-- begin Records provided --

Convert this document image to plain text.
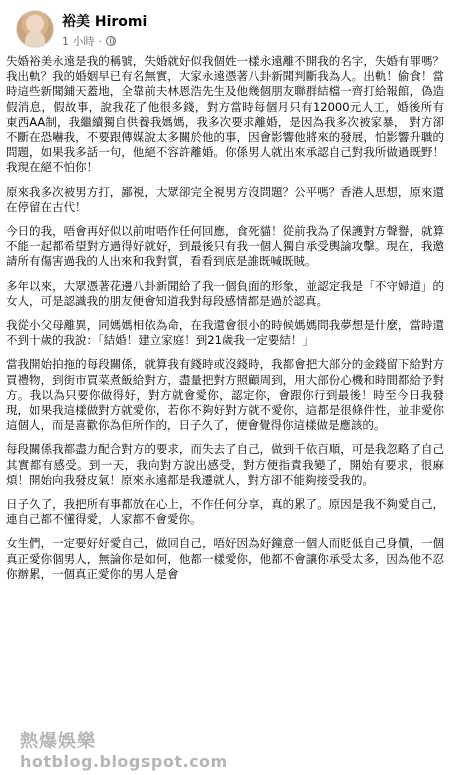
裕美 Hiromi
1 小時 ·

失婚裕美永遠是我的稱號，失婚就好似我個姓一樣永遠離不開我的名字，失婚有罪嗎？我出軌？我的婚姻早已有名無實，大家永遠憑著八卦新聞判斷我為人。出軌！偷食！當時這些新聞鋪天蓋地，全靠前夫林恩浩先生及他幾個朋友聯群結檔一齊打給報館，偽造假消息，假故事，說我花了他很多錢，對方當時每個月只有12000元人工，婚後所有東西AA制，我繼續獨自供養我媽媽，我多次要求離婚，是因為我多次被家暴， 對方卻不斷在恐嚇我，不要跟傳媒說太多關於他的事，因會影響他將來的發展，怕影響升職的問題，如果我多話一句，他絕不容許離婚。你係男人就出來承認自己對我所做過既野！我現在絕不怕你！

原來我多次被男方打，鄙視，大眾卻完全視男方沒問題？公平嗎？香港人思想，原來還在停留在古代！

今日的我，唔會再好似以前咁唔作任何回應，食死貓！從前我為了保護對方聲譽，就算不能一起都希望對方過得好就好，到最後只有我一個人獨自承受輿論攻擊。現在，我邀請所有傷害過我的人出來和我對質，看看到底是誰既喊既賊。

多年以來，大眾憑著花邊八卦新聞給了我一個負面的形象，並認定我是「不守婦道」的女人，可是認識我的朋友便會知道我對每段感情都是過於認真。

我從小父母離異，同媽媽相依為命，在我還會很小的時候媽媽問我夢想是什麼，當時還不到十歲的我說：「結婚！建立家庭！到21歲我一定要結！」

當我開始拍拖的每段關係，就算我有錢時或沒錢時，我都會把大部分的金錢留下給對方買禮物，到街市買菜煮飯給對方，盡量把對方照顧周到，用大部份心機和時間都給予對方。我以為只要你做得好，對方就會愛你，認定你，會跟你行到最後！時至今日我發現，如果我這樣做對方就愛你，若你不夠好對方就不愛你，這都是很條件性，並非愛你這個人，而是喜歡你為佢所作的，日子久了，便會覺得你這樣做是應該的。

每段關係我都盡力配合對方的要求，而失去了自己，做到千依百順，可是我忽略了自己其實都有感受。到一天，我向對方說出感受，對方便指責我變了，開始有要求，很麻煩！開始向我發皮氣！原來永遠都是我遷就人，對方卻不能夠接受我的。

日子久了，我把所有事都放在心上，不作任何分享，真的累了。原因是我不夠愛自己，連自己都不懂得愛，人家都不會愛你。

女生們，一定要好好愛自己，做回自己，唔好因為好鐘意一個人而貶低自己身價，一個真正愛你個男人，無論你是如何，他都一樣愛你，他都不會讓你承受太多，因為他不忍你辦累，一個真正愛你的男人是會

熱爆娛樂
hotblog.blogspot.com
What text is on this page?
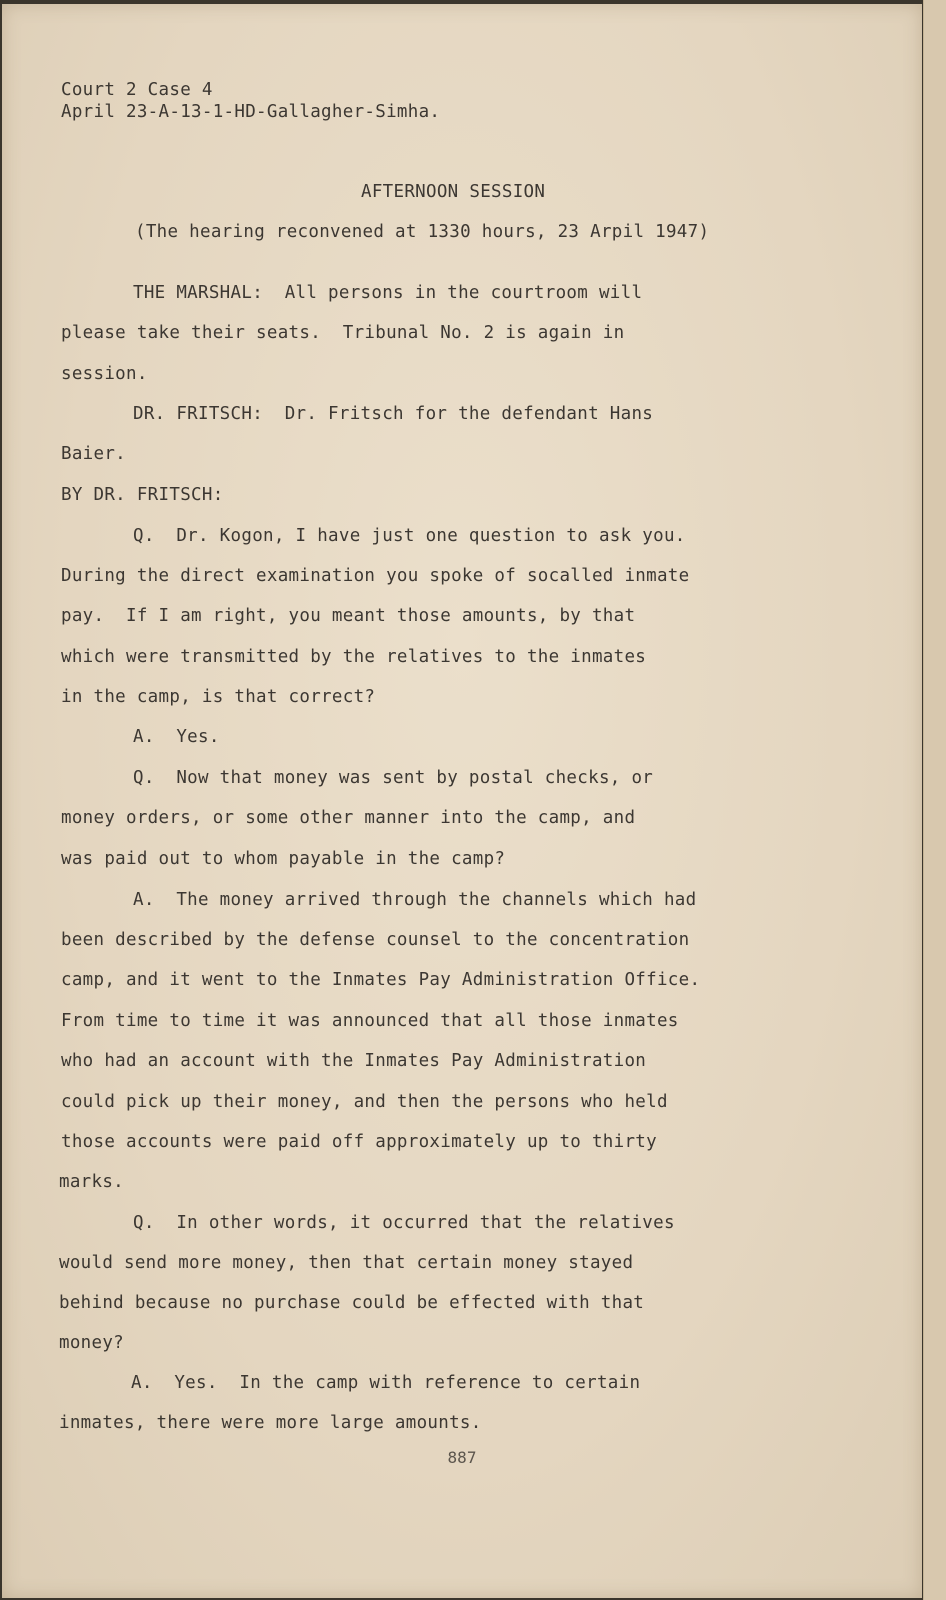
Court 2 Case 4
April 23-A-13-1-HD-Gallagher-Simha.
AFTERNOON SESSION
(The hearing reconvened at 1330 hours, 23 Arpil 1947)
THE MARSHAL:  All persons in the courtroom will
please take their seats.  Tribunal No. 2 is again in
session.
DR. FRITSCH:  Dr. Fritsch for the defendant Hans
Baier.
BY DR. FRITSCH:
Q.  Dr. Kogon, I have just one question to ask you.
During the direct examination you spoke of socalled inmate
pay.  If I am right, you meant those amounts, by that
which were transmitted by the relatives to the inmates
in the camp, is that correct?
A.  Yes.
Q.  Now that money was sent by postal checks, or
money orders, or some other manner into the camp, and
was paid out to whom payable in the camp?
A.  The money arrived through the channels which had
been described by the defense counsel to the concentration
camp, and it went to the Inmates Pay Administration Office.
From time to time it was announced that all those inmates
who had an account with the Inmates Pay Administration
could pick up their money, and then the persons who held
those accounts were paid off approximately up to thirty
marks.
Q.  In other words, it occurred that the relatives
would send more money, then that certain money stayed
behind because no purchase could be effected with that
money?
A.  Yes.  In the camp with reference to certain
inmates, there were more large amounts.
887
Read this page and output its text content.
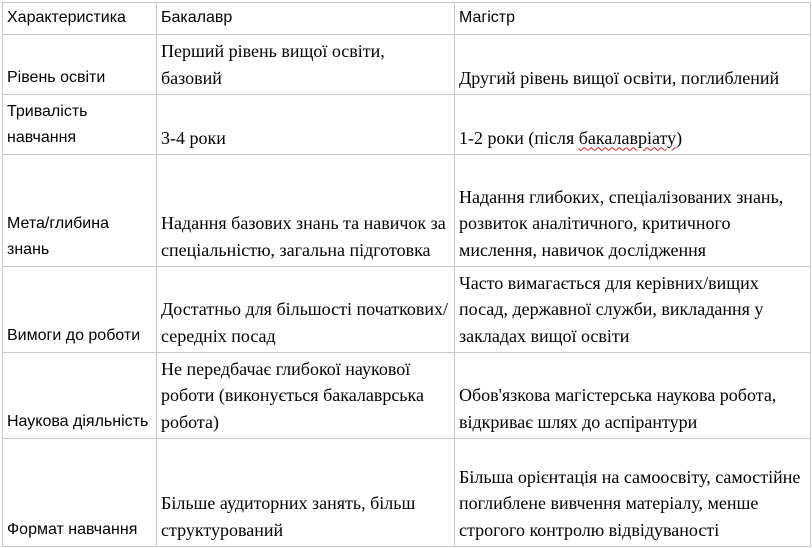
Характеристика	Бакалавр	Магістр
Рівень освіти	Перший рівень вищої освіти, базовий	Другий рівень вищої освіти, поглиблений
Тривалість навчання	3-4 роки	1-2 роки (після бакалаврiату)
Мета/глибина знань	Надання базових знань та навичок за спеціальністю, загальна підготовка	Надання глибоких, спеціалізованих знань, розвиток аналітичного, критичного мислення, навичок дослідження
Вимоги до роботи	Достатньо для більшості початкових/середніх посад	Часто вимагається для керівних/вищих посад, державної служби, викладання у закладах вищої освіти
Наукова діяльність	Не передбачає глибокої наукової роботи (виконується бакалаврська робота)	Обов'язкова магістерська наукова робота, відкриває шлях до аспірантури
Формат навчання	Більше аудиторних занять, більш структурований	Більша орієнтація на самоосвіту, самостійне поглиблене вивчення матеріалу, менше строгого контролю відвідуваності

-- end Records provided --

*Stated task*
Replicate the material above verbatim; images stay out of the copy.

*Answer to this exercise*
Convert this document image to plain text.
裕美 Hiromi
1 小時 ·

失婚裕美永遠是我的稱號，失婚就好似我個姓一樣永遠離不開我的名字，失婚有罪嗎？我出軌？我的婚姻早已有名無實，大家永遠憑著八卦新聞判斷我為人。出軌！偷食！當時這些新聞鋪天蓋地，全靠前夫林恩浩先生及他幾個朋友聯群結檔一齊打給報館，偽造假消息，假故事，說我花了他很多錢，對方當時每個月只有12000元人工，婚後所有東西AA制，我繼續獨自供養我媽媽，我多次要求離婚，是因為我多次被家暴， 對方卻不斷在恐嚇我，不要跟傳媒說太多關於他的事，因會影響他將來的發展，怕影響升職的問題，如果我多話一句，他絕不容許離婚。你係男人就出來承認自己對我所做過既野！我現在絕不怕你！

原來我多次被男方打，鄙視，大眾卻完全視男方沒問題？公平嗎？香港人思想，原來還在停留在古代！

今日的我，唔會再好似以前咁唔作任何回應，食死貓！從前我為了保護對方聲譽，就算不能一起都希望對方過得好就好，到最後只有我一個人獨自承受輿論攻擊。現在，我邀請所有傷害過我的人出來和我對質，看看到底是誰既喊既賊。

多年以來，大眾憑著花邊八卦新聞給了我一個負面的形象，並認定我是「不守婦道」的女人，可是認識我的朋友便會知道我對每段感情都是過於認真。

我從小父母離異，同媽媽相依為命，在我還會很小的時候媽媽問我夢想是什麼，當時還不到十歲的我說：「結婚！建立家庭！到21歲我一定要結！」

當我開始拍拖的每段關係，就算我有錢時或沒錢時，我都會把大部分的金錢留下給對方買禮物，到街市買菜煮飯給對方，盡量把對方照顧周到，用大部份心機和時間都給予對方。我以為只要你做得好，對方就會愛你，認定你，會跟你行到最後！時至今日我發現，如果我這樣做對方就愛你，若你不夠好對方就不愛你，這都是很條件性，並非愛你這個人，而是喜歡你為佢所作的，日子久了，便會覺得你這樣做是應該的。

每段關係我都盡力配合對方的要求，而失去了自己，做到千依百順，可是我忽略了自己其實都有感受。到一天，我向對方說出感受，對方便指責我變了，開始有要求，很麻煩！開始向我發皮氣！原來永遠都是我遷就人，對方卻不能夠接受我的。

日子久了，我把所有事都放在心上，不作任何分享，真的累了。原因是我不夠愛自己，連自己都不懂得愛，人家都不會愛你。

女生們，一定要好好愛自己，做回自己，唔好因為好鐘意一個人而貶低自己身價，一個真正愛你個男人，無論你是如何，他都一樣愛你，他都不會讓你承受太多，因為他不忍你辦累，一個真正愛你的男人是會

熱爆娛樂
hotblog.blogspot.com
What text is on this page?
Court 2 Case 4
April 23-A-13-1-HD-Gallagher-Simha.
AFTERNOON SESSION
(The hearing reconvened at 1330 hours, 23 Arpil 1947)
THE MARSHAL:  All persons in the courtroom will
please take their seats.  Tribunal No. 2 is again in
session.
DR. FRITSCH:  Dr. Fritsch for the defendant Hans
Baier.
BY DR. FRITSCH:
Q.  Dr. Kogon, I have just one question to ask you.
During the direct examination you spoke of socalled inmate
pay.  If I am right, you meant those amounts, by that
which were transmitted by the relatives to the inmates
in the camp, is that correct?
A.  Yes.
Q.  Now that money was sent by postal checks, or
money orders, or some other manner into the camp, and
was paid out to whom payable in the camp?
A.  The money arrived through the channels which had
been described by the defense counsel to the concentration
camp, and it went to the Inmates Pay Administration Office.
From time to time it was announced that all those inmates
who had an account with the Inmates Pay Administration
could pick up their money, and then the persons who held
those accounts were paid off approximately up to thirty
marks.
Q.  In other words, it occurred that the relatives
would send more money, then that certain money stayed
behind because no purchase could be effected with that
money?
A.  Yes.  In the camp with reference to certain
inmates, there were more large amounts.
887
Read this page and output its text content.
Характеристика	Бакалавр	Магістр
Рівень освіти	Перший рівень вищої освіти, базовий	Другий рівень вищої освіти, поглиблений
Тривалість навчання	3-4 роки	1-2 роки (після бакалаврiату)
Мета/глибина знань	Надання базових знань та навичок за спеціальністю, загальна підготовка	Надання глибоких, спеціалізованих знань, розвиток аналітичного, критичного мислення, навичок дослідження
Вимоги до роботи	Достатньо для більшості початкових/середніх посад	Часто вимагається для керівних/вищих посад, державної служби, викладання у закладах вищої освіти
Наукова діяльність	Не передбачає глибокої наукової роботи (виконується бакалаврська робота)	Обов'язкова магістерська наукова робота, відкриває шлях до аспірантури
Формат навчання	Більше аудиторних занять, більш структурований	Більша орієнтація на самоосвіту, самостійне поглиблене вивчення матеріалу, менше строгого контролю відвідуваності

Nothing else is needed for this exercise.